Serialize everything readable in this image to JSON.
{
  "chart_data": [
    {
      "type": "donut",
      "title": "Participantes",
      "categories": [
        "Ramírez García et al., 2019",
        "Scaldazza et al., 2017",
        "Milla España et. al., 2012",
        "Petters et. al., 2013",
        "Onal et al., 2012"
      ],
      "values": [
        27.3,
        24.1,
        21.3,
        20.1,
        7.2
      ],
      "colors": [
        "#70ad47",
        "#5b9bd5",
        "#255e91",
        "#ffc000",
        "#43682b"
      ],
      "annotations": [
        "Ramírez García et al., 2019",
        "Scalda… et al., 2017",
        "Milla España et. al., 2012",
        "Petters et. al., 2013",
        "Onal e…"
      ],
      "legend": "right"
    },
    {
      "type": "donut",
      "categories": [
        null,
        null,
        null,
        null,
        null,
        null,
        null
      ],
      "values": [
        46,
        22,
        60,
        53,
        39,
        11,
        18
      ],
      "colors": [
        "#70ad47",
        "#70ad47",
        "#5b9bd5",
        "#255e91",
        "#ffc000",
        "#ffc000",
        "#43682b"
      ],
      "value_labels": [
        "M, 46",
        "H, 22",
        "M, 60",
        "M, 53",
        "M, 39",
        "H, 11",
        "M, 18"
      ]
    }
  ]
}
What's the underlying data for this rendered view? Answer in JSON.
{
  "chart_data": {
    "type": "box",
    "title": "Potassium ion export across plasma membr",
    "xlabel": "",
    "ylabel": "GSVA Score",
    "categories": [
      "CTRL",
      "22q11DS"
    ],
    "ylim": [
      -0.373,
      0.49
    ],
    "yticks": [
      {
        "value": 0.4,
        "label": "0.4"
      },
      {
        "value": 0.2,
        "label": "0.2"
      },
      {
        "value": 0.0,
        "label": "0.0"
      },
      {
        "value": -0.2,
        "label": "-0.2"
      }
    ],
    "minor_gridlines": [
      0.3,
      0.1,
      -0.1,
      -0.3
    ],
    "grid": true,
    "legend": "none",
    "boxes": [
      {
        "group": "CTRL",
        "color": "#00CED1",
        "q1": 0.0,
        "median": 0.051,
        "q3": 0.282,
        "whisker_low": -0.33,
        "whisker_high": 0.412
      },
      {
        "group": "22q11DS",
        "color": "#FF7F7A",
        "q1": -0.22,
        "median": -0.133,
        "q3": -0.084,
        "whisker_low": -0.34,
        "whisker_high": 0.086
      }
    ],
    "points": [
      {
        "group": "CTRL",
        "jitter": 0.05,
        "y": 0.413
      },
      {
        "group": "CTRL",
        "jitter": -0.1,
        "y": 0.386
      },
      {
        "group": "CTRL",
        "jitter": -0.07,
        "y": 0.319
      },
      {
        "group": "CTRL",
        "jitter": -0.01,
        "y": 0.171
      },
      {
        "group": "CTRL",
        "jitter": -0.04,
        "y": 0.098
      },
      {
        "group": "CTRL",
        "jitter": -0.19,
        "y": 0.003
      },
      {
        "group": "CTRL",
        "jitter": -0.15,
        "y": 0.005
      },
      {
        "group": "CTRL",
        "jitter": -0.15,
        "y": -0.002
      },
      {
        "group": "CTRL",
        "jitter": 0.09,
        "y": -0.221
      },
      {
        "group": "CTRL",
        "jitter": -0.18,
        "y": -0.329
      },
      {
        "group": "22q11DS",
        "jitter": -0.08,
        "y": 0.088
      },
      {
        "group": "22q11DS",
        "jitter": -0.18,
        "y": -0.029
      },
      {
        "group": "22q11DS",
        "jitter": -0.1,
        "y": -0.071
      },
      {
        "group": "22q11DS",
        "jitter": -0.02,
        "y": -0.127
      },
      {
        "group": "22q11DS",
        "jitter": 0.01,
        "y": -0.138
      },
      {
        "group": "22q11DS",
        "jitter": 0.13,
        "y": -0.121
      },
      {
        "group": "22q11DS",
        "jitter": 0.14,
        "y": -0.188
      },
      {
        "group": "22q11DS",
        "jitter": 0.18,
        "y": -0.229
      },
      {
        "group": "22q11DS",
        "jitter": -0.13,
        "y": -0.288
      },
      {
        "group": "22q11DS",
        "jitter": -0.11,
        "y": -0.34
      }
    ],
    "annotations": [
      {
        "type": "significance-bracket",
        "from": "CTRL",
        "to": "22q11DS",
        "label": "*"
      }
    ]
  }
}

_WORK TO BE COMPLETED_
Using the listing above, retype each line exactly.

_RESULT BELOW_
Serialize everything readable in this image to JSON.
{
  "chart_data": [
    {
      "type": "donut",
      "title": "Participantes",
      "categories": [
        "Ramírez García et al., 2019",
        "Scaldazza et al., 2017",
        "Milla España et. al., 2012",
        "Petters et. al., 2013",
        "Onal et al., 2012"
      ],
      "values": [
        27.3,
        24.1,
        21.3,
        20.1,
        7.2
      ],
      "colors": [
        "#70ad47",
        "#5b9bd5",
        "#255e91",
        "#ffc000",
        "#43682b"
      ],
      "annotations": [
        "Ramírez García et al., 2019",
        "Scalda… et al., 2017",
        "Milla España et. al., 2012",
        "Petters et. al., 2013",
        "Onal e…"
      ],
      "legend": "right"
    },
    {
      "type": "donut",
      "categories": [
        null,
        null,
        null,
        null,
        null,
        null,
        null
      ],
      "values": [
        46,
        22,
        60,
        53,
        39,
        11,
        18
      ],
      "colors": [
        "#70ad47",
        "#70ad47",
        "#5b9bd5",
        "#255e91",
        "#ffc000",
        "#ffc000",
        "#43682b"
      ],
      "value_labels": [
        "M, 46",
        "H, 22",
        "M, 60",
        "M, 53",
        "M, 39",
        "H, 11",
        "M, 18"
      ]
    }
  ]
}
What's the underlying data for this rendered view? Answer in JSON.
{
  "chart_data": {
    "type": "box",
    "title": "Potassium ion export across plasma membr",
    "xlabel": "",
    "ylabel": "GSVA Score",
    "categories": [
      "CTRL",
      "22q11DS"
    ],
    "ylim": [
      -0.373,
      0.49
    ],
    "yticks": [
      {
        "value": 0.4,
        "label": "0.4"
      },
      {
        "value": 0.2,
        "label": "0.2"
      },
      {
        "value": 0.0,
        "label": "0.0"
      },
      {
        "value": -0.2,
        "label": "-0.2"
      }
    ],
    "minor_gridlines": [
      0.3,
      0.1,
      -0.1,
      -0.3
    ],
    "grid": true,
    "legend": "none",
    "boxes": [
      {
        "group": "CTRL",
        "color": "#00CED1",
        "q1": 0.0,
        "median": 0.051,
        "q3": 0.282,
        "whisker_low": -0.33,
        "whisker_high": 0.412
      },
      {
        "group": "22q11DS",
        "color": "#FF7F7A",
        "q1": -0.22,
        "median": -0.133,
        "q3": -0.084,
        "whisker_low": -0.34,
        "whisker_high": 0.086
      }
    ],
    "points": [
      {
        "group": "CTRL",
        "jitter": 0.05,
        "y": 0.413
      },
      {
        "group": "CTRL",
        "jitter": -0.1,
        "y": 0.386
      },
      {
        "group": "CTRL",
        "jitter": -0.07,
        "y": 0.319
      },
      {
        "group": "CTRL",
        "jitter": -0.01,
        "y": 0.171
      },
      {
        "group": "CTRL",
        "jitter": -0.04,
        "y": 0.098
      },
      {
        "group": "CTRL",
        "jitter": -0.19,
        "y": 0.003
      },
      {
        "group": "CTRL",
        "jitter": -0.15,
        "y": 0.005
      },
      {
        "group": "CTRL",
        "jitter": -0.15,
        "y": -0.002
      },
      {
        "group": "CTRL",
        "jitter": 0.09,
        "y": -0.221
      },
      {
        "group": "CTRL",
        "jitter": -0.18,
        "y": -0.329
      },
      {
        "group": "22q11DS",
        "jitter": -0.08,
        "y": 0.088
      },
      {
        "group": "22q11DS",
        "jitter": -0.18,
        "y": -0.029
      },
      {
        "group": "22q11DS",
        "jitter": -0.1,
        "y": -0.071
      },
      {
        "group": "22q11DS",
        "jitter": -0.02,
        "y": -0.127
      },
      {
        "group": "22q11DS",
        "jitter": 0.01,
        "y": -0.138
      },
      {
        "group": "22q11DS",
        "jitter": 0.13,
        "y": -0.121
      },
      {
        "group": "22q11DS",
        "jitter": 0.14,
        "y": -0.188
      },
      {
        "group": "22q11DS",
        "jitter": 0.18,
        "y": -0.229
      },
      {
        "group": "22q11DS",
        "jitter": -0.13,
        "y": -0.288
      },
      {
        "group": "22q11DS",
        "jitter": -0.11,
        "y": -0.34
      }
    ],
    "annotations": [
      {
        "type": "significance-bracket",
        "from": "CTRL",
        "to": "22q11DS",
        "label": "*"
      }
    ]
  }
}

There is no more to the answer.